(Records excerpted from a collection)
* * *
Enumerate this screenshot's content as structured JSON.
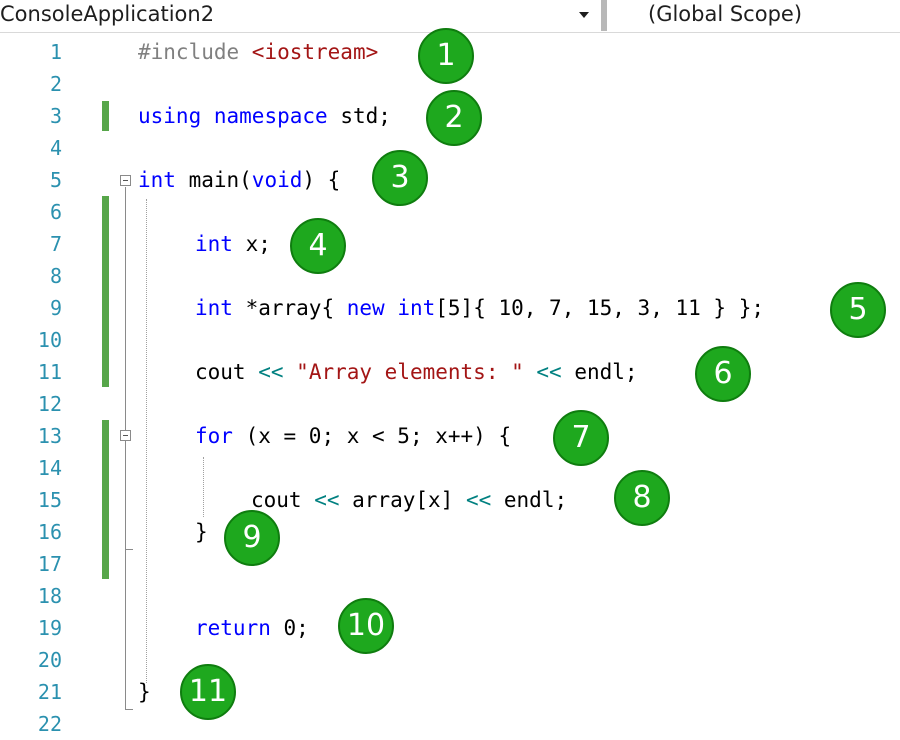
{
  "navbar": {
    "project": "ConsoleApplication2",
    "scope": "(Global Scope)"
  },
  "line_numbers": [
    "1",
    "2",
    "3",
    "4",
    "5",
    "6",
    "7",
    "8",
    "9",
    "10",
    "11",
    "12",
    "13",
    "14",
    "15",
    "16",
    "17",
    "18",
    "19",
    "20",
    "21",
    "22"
  ],
  "code": {
    "l1": {
      "a": "#include ",
      "b": "<iostream>"
    },
    "l3": {
      "a": "using",
      "b": " ",
      "c": "namespace",
      "d": " std;"
    },
    "l5": {
      "a": "int",
      "b": " main(",
      "c": "void",
      "d": ") {"
    },
    "l7": {
      "a": "int",
      "b": " x;"
    },
    "l9": {
      "a": "int",
      "b": " *array{ ",
      "c": "new",
      "d": " ",
      "e": "int",
      "f": "[5]{ 10, 7, 15, 3, 11 } };"
    },
    "l11": {
      "a": "cout ",
      "b": "<<",
      "c": " ",
      "d": "\"Array elements: \"",
      "e": " ",
      "f": "<<",
      "g": " endl;"
    },
    "l13": {
      "a": "for",
      "b": " (x = 0; x < 5; x++) {"
    },
    "l15": {
      "a": "cout ",
      "b": "<<",
      "c": " array[x] ",
      "d": "<<",
      "e": " endl;"
    },
    "l16": {
      "a": "}"
    },
    "l19": {
      "a": "return",
      "b": " 0;"
    },
    "l21": {
      "a": "}"
    }
  },
  "badges": [
    "1",
    "2",
    "3",
    "4",
    "5",
    "6",
    "7",
    "8",
    "9",
    "10",
    "11"
  ],
  "colors": {
    "keyword": "#0000ff",
    "string": "#a31515",
    "preprocessor": "#808080",
    "line_number": "#2b91af",
    "badge": "#1ea81e",
    "change_bar": "#57a64a"
  }
}
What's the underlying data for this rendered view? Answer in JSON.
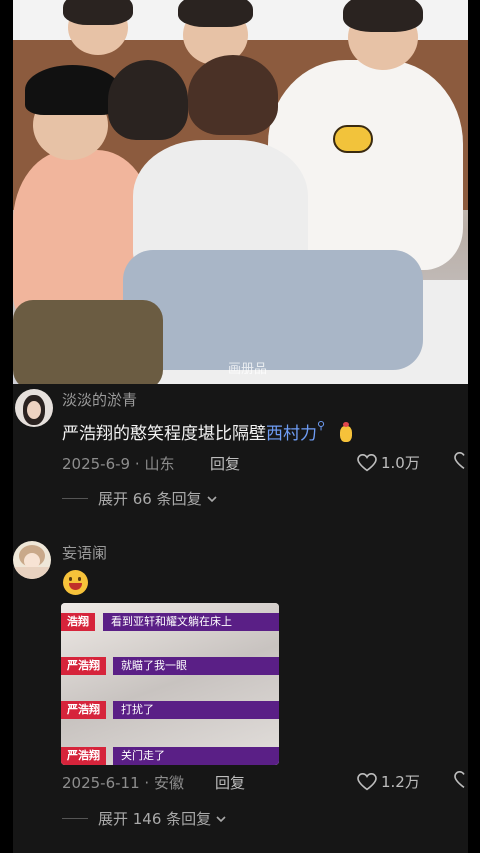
{
  "video": {
    "watermark": "画册品"
  },
  "comments": [
    {
      "username": "淡淡的淤青",
      "text": "严浩翔的憨笑程度堪比隔壁",
      "link": "西村力",
      "date": "2025-6-9",
      "location": "山东",
      "reply_label": "回复",
      "likes": "1.0万",
      "expand_label": "展开 66 条回复"
    },
    {
      "username": "妄语阑",
      "date": "2025-6-11",
      "location": "安徽",
      "reply_label": "回复",
      "likes": "1.2万",
      "expand_label": "展开 146 条回复",
      "meme_rows": [
        {
          "tag": "浩翔",
          "caption": "看到亚轩和耀文躺在床上"
        },
        {
          "tag": "严浩翔",
          "caption": "就瞄了我一眼"
        },
        {
          "tag": "严浩翔",
          "caption": "打扰了"
        },
        {
          "tag": "严浩翔",
          "caption": "关门走了"
        }
      ]
    }
  ],
  "icons": {
    "heart": "heart-icon",
    "search_hint": "search-icon",
    "chevron": "chevron-down-icon"
  },
  "colors": {
    "link": "#6f9df5",
    "meme_tag": "#d6243b",
    "meme_bar": "#5a1f86"
  }
}
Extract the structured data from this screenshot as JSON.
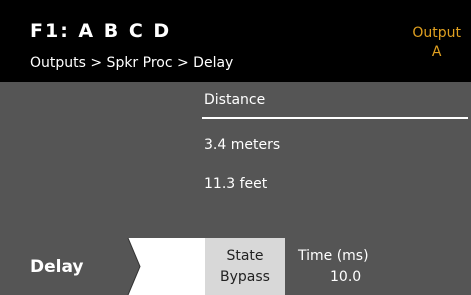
{
  "header": {
    "title": "F1: A B C D",
    "breadcrumb": "Outputs > Spkr Proc > Delay",
    "output_label": "Output",
    "output_value": "A"
  },
  "main": {
    "field_label": "Distance",
    "distance_meters": "3.4 meters",
    "distance_feet": "11.3 feet"
  },
  "footer": {
    "tab_label": "Delay",
    "state_label": "State",
    "state_value": "Bypass",
    "time_label": "Time (ms)",
    "time_value": "10.0"
  },
  "colors": {
    "header_bg": "#000000",
    "content_bg": "#555555",
    "accent": "#e0a020",
    "state_button_bg": "#d8d8d8"
  }
}
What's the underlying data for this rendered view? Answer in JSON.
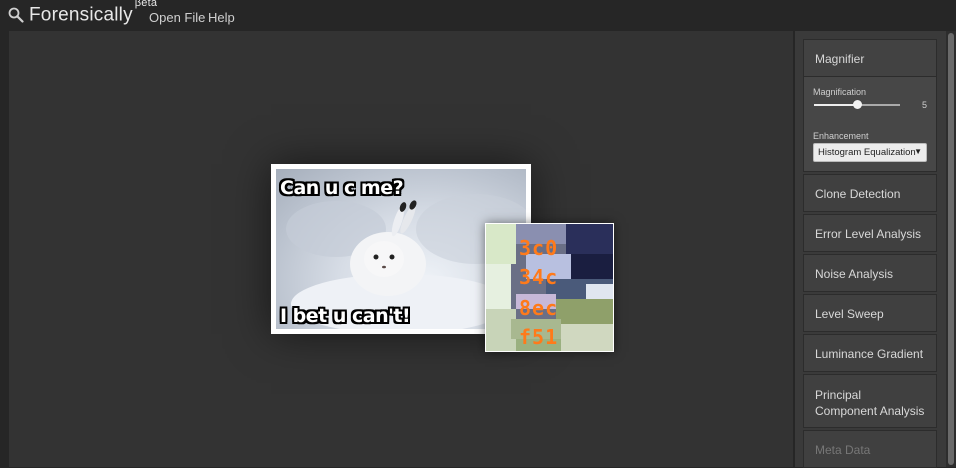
{
  "app": {
    "title": "Forensically",
    "superscript": "βeta"
  },
  "menu": {
    "open_file": "Open File",
    "help": "Help"
  },
  "image": {
    "top_caption": "Can u c me?",
    "bottom_caption": "I bet u can't!"
  },
  "magnifier_view": {
    "lines": [
      "3c0",
      "34c",
      "8ec",
      "f51"
    ]
  },
  "tools": {
    "magnifier": {
      "title": "Magnifier",
      "magnification_label": "Magnification",
      "magnification_value": "5",
      "magnification_fraction": 0.5,
      "enhancement_label": "Enhancement",
      "enhancement_value": "Histogram Equalization"
    },
    "items": [
      "Clone Detection",
      "Error Level Analysis",
      "Noise Analysis",
      "Level Sweep",
      "Luminance Gradient",
      "Principal Component Analysis",
      "Meta Data"
    ]
  },
  "colors": {
    "accent_orange": "#ff7a1a",
    "background": "#262626",
    "canvas": "#333333",
    "panel": "#404040"
  }
}
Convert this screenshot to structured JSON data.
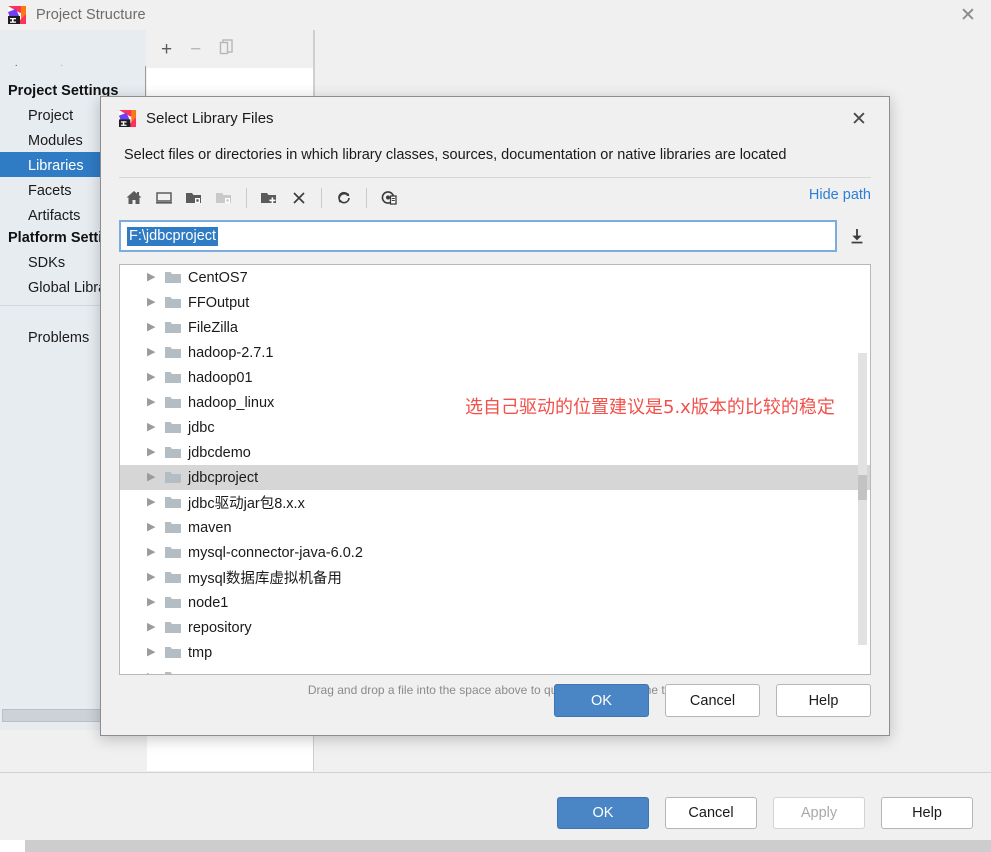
* * *
### YOUR OBJECTIVE
Quote everything in the listing above exactly; pictures are the only thing to omit.

### WORKED ANSWER
Enumerate this screenshot's content as structured JSON.
{
  "navbar": {
    "project": "ConsoleApplication2",
    "scope": "(Global Scope)"
  },
  "line_numbers": [
    "1",
    "2",
    "3",
    "4",
    "5",
    "6",
    "7",
    "8",
    "9",
    "10",
    "11",
    "12",
    "13",
    "14",
    "15",
    "16",
    "17",
    "18",
    "19",
    "20",
    "21",
    "22"
  ],
  "code": {
    "l1": {
      "a": "#include ",
      "b": "<iostream>"
    },
    "l3": {
      "a": "using",
      "b": " ",
      "c": "namespace",
      "d": " std;"
    },
    "l5": {
      "a": "int",
      "b": " main(",
      "c": "void",
      "d": ") {"
    },
    "l7": {
      "a": "int",
      "b": " x;"
    },
    "l9": {
      "a": "int",
      "b": " *array{ ",
      "c": "new",
      "d": " ",
      "e": "int",
      "f": "[5]{ 10, 7, 15, 3, 11 } };"
    },
    "l11": {
      "a": "cout ",
      "b": "<<",
      "c": " ",
      "d": "\"Array elements: \"",
      "e": " ",
      "f": "<<",
      "g": " endl;"
    },
    "l13": {
      "a": "for",
      "b": " (x = 0; x < 5; x++) {"
    },
    "l15": {
      "a": "cout ",
      "b": "<<",
      "c": " array[x] ",
      "d": "<<",
      "e": " endl;"
    },
    "l16": {
      "a": "}"
    },
    "l19": {
      "a": "return",
      "b": " 0;"
    },
    "l21": {
      "a": "}"
    }
  },
  "badges": [
    "1",
    "2",
    "3",
    "4",
    "5",
    "6",
    "7",
    "8",
    "9",
    "10",
    "11"
  ],
  "colors": {
    "keyword": "#0000ff",
    "string": "#a31515",
    "preprocessor": "#808080",
    "line_number": "#2b91af",
    "badge": "#1ea81e",
    "change_bar": "#57a64a"
  }
}
What's the underlying data for this rendered view? Answer in JSON.
{
  "video": {
    "watermark": "画册品"
  },
  "comments": [
    {
      "username": "淡淡的淤青",
      "text": "严浩翔的憨笑程度堪比隔壁",
      "link": "西村力",
      "date": "2025-6-9",
      "location": "山东",
      "reply_label": "回复",
      "likes": "1.0万",
      "expand_label": "展开 66 条回复"
    },
    {
      "username": "妄语阑",
      "date": "2025-6-11",
      "location": "安徽",
      "reply_label": "回复",
      "likes": "1.2万",
      "expand_label": "展开 146 条回复",
      "meme_rows": [
        {
          "tag": "浩翔",
          "caption": "看到亚轩和耀文躺在床上"
        },
        {
          "tag": "严浩翔",
          "caption": "就瞄了我一眼"
        },
        {
          "tag": "严浩翔",
          "caption": "打扰了"
        },
        {
          "tag": "严浩翔",
          "caption": "关门走了"
        }
      ]
    }
  ],
  "icons": {
    "heart": "heart-icon",
    "search_hint": "search-icon",
    "chevron": "chevron-down-icon"
  },
  "colors": {
    "link": "#6f9df5",
    "meme_tag": "#d6243b",
    "meme_bar": "#5a1f86"
  }
}
Extract the structured data from this screenshot as JSON.
{
  "header": {
    "title": "F1: A B C D",
    "breadcrumb": "Outputs > Spkr Proc > Delay",
    "output_label": "Output",
    "output_value": "A"
  },
  "main": {
    "field_label": "Distance",
    "distance_meters": "3.4 meters",
    "distance_feet": "11.3 feet"
  },
  "footer": {
    "tab_label": "Delay",
    "state_label": "State",
    "state_value": "Bypass",
    "time_label": "Time (ms)",
    "time_value": "10.0"
  },
  "colors": {
    "header_bg": "#000000",
    "content_bg": "#555555",
    "accent": "#e0a020",
    "state_button_bg": "#d8d8d8"
  }
}
What's the underlying data for this rendered view? Answer in JSON.
{
  "app": {
    "title": "Forensically",
    "superscript": "βeta"
  },
  "menu": {
    "open_file": "Open File",
    "help": "Help"
  },
  "image": {
    "top_caption": "Can u c me?",
    "bottom_caption": "I bet u can't!"
  },
  "magnifier_view": {
    "lines": [
      "3c0",
      "34c",
      "8ec",
      "f51"
    ]
  },
  "tools": {
    "magnifier": {
      "title": "Magnifier",
      "magnification_label": "Magnification",
      "magnification_value": "5",
      "magnification_fraction": 0.5,
      "enhancement_label": "Enhancement",
      "enhancement_value": "Histogram Equalization"
    },
    "items": [
      "Clone Detection",
      "Error Level Analysis",
      "Noise Analysis",
      "Level Sweep",
      "Luminance Gradient",
      "Principal Component Analysis",
      "Meta Data"
    ]
  },
  "colors": {
    "accent_orange": "#ff7a1a",
    "background": "#262626",
    "canvas": "#333333",
    "panel": "#404040"
  }
}
Convert this screenshot to structured JSON data.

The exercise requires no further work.